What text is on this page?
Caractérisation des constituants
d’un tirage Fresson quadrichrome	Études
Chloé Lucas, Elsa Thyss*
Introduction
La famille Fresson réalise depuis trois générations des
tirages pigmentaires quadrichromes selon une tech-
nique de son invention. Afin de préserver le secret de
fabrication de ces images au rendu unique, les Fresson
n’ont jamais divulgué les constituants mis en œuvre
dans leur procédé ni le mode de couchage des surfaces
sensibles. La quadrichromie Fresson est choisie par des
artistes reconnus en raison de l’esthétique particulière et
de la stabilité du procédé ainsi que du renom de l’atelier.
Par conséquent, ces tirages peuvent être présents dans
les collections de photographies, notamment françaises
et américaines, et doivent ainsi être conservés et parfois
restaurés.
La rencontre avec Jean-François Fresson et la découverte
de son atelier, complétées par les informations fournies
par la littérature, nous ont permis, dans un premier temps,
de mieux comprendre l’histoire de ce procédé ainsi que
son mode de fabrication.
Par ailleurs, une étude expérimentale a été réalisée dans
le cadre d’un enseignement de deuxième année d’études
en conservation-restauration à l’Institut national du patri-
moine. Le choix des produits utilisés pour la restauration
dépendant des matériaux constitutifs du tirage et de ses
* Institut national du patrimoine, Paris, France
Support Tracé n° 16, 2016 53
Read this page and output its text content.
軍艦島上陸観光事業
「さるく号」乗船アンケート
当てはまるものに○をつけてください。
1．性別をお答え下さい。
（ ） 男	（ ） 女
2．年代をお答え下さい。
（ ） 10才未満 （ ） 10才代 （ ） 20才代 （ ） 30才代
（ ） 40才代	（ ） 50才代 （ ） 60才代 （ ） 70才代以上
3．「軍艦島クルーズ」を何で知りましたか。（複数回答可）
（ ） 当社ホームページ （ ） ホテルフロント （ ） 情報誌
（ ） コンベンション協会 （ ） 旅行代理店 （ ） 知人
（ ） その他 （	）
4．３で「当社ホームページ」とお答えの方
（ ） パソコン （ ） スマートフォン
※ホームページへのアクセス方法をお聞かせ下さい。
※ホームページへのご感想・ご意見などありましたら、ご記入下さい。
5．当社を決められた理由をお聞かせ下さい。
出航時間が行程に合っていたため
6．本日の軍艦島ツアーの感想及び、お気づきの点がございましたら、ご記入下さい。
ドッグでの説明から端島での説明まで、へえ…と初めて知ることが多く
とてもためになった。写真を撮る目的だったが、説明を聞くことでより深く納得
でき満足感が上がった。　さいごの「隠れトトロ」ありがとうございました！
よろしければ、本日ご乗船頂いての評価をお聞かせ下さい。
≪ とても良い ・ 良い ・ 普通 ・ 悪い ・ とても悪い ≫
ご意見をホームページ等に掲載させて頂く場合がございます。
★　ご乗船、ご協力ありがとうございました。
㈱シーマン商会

#### Goal:
Extract every line of the records above that contains the word "mode".

#### Full output:
dans leur procédé ni le mode de couchage des surfaces
son mode de fabrication.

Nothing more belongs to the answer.